>> start EXERCISE INPUTS
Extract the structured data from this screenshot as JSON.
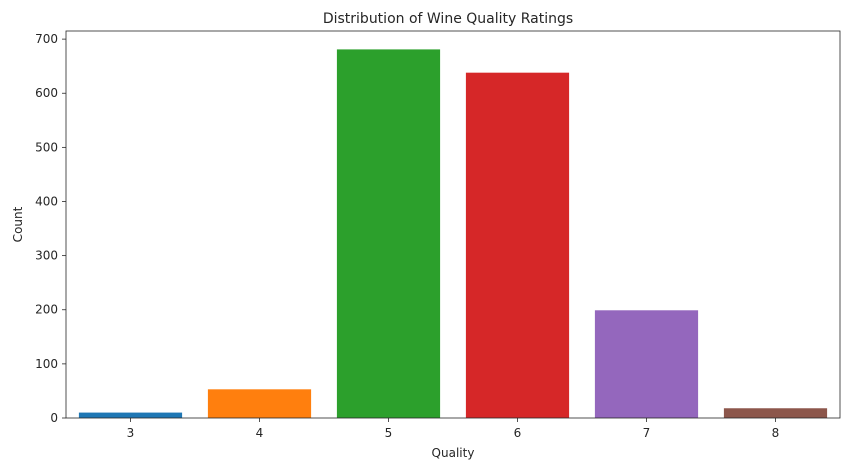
{
  "chart_data": {
    "type": "bar",
    "title": "Distribution of Wine Quality Ratings",
    "xlabel": "Quality",
    "ylabel": "Count",
    "categories": [
      "3",
      "4",
      "5",
      "6",
      "7",
      "8"
    ],
    "values": [
      10,
      53,
      681,
      638,
      199,
      18
    ],
    "colors": [
      "#1f77b4",
      "#ff7f0e",
      "#2ca02c",
      "#d62728",
      "#9467bd",
      "#8c564b"
    ],
    "ylim": [
      0,
      715
    ],
    "yticks": [
      0,
      100,
      200,
      300,
      400,
      500,
      600,
      700
    ],
    "grid": false,
    "legend": "none"
  }
}
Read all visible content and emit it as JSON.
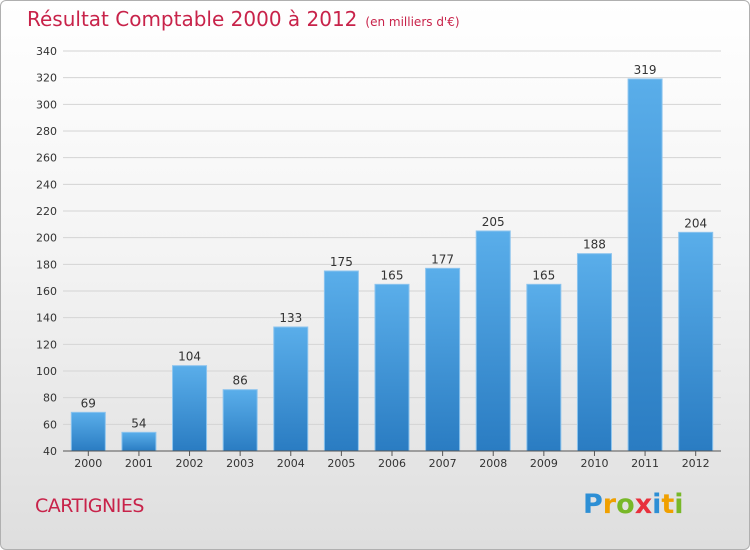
{
  "title": "Résultat Comptable 2000 à 2012",
  "unit": "(en milliers d'€)",
  "town": "CARTIGNIES",
  "logo": {
    "letters": [
      "P",
      "r",
      "o",
      "x",
      "i",
      "t",
      "i"
    ],
    "colors": [
      "#2d8fd5",
      "#f0a000",
      "#78b828",
      "#e8303c",
      "#2d8fd5",
      "#f0a000",
      "#78b828"
    ]
  },
  "chart_data": {
    "type": "bar",
    "categories": [
      "2000",
      "2001",
      "2002",
      "2003",
      "2004",
      "2005",
      "2006",
      "2007",
      "2008",
      "2009",
      "2010",
      "2011",
      "2012"
    ],
    "values": [
      69,
      54,
      104,
      86,
      133,
      175,
      165,
      177,
      205,
      165,
      188,
      319,
      204
    ],
    "ylim": [
      40,
      340
    ],
    "yticks": [
      40,
      60,
      80,
      100,
      120,
      140,
      160,
      180,
      200,
      220,
      240,
      260,
      280,
      300,
      320,
      340
    ],
    "grid": true,
    "bar_color": "#4b9ee0"
  }
}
>> end EXERCISE INPUTS
-- TASK REQUIREMENTS --
Make an exact copy of every record, pictures excluded.

-- TASK SOLUTION --
Extract the structured data from this screenshot as JSON.
{
  "chart_data": {
    "type": "bar",
    "title": "Distribution of Wine Quality Ratings",
    "xlabel": "Quality",
    "ylabel": "Count",
    "categories": [
      "3",
      "4",
      "5",
      "6",
      "7",
      "8"
    ],
    "values": [
      10,
      53,
      681,
      638,
      199,
      18
    ],
    "colors": [
      "#1f77b4",
      "#ff7f0e",
      "#2ca02c",
      "#d62728",
      "#9467bd",
      "#8c564b"
    ],
    "ylim": [
      0,
      715
    ],
    "yticks": [
      0,
      100,
      200,
      300,
      400,
      500,
      600,
      700
    ],
    "grid": false,
    "legend": "none"
  }
}
Read all visible content and emit it as JSON.
{
  "title": "Résultat Comptable 2000 à 2012",
  "unit": "(en milliers d'€)",
  "town": "CARTIGNIES",
  "logo": {
    "letters": [
      "P",
      "r",
      "o",
      "x",
      "i",
      "t",
      "i"
    ],
    "colors": [
      "#2d8fd5",
      "#f0a000",
      "#78b828",
      "#e8303c",
      "#2d8fd5",
      "#f0a000",
      "#78b828"
    ]
  },
  "chart_data": {
    "type": "bar",
    "categories": [
      "2000",
      "2001",
      "2002",
      "2003",
      "2004",
      "2005",
      "2006",
      "2007",
      "2008",
      "2009",
      "2010",
      "2011",
      "2012"
    ],
    "values": [
      69,
      54,
      104,
      86,
      133,
      175,
      165,
      177,
      205,
      165,
      188,
      319,
      204
    ],
    "ylim": [
      40,
      340
    ],
    "yticks": [
      40,
      60,
      80,
      100,
      120,
      140,
      160,
      180,
      200,
      220,
      240,
      260,
      280,
      300,
      320,
      340
    ],
    "grid": true,
    "bar_color": "#4b9ee0"
  }
}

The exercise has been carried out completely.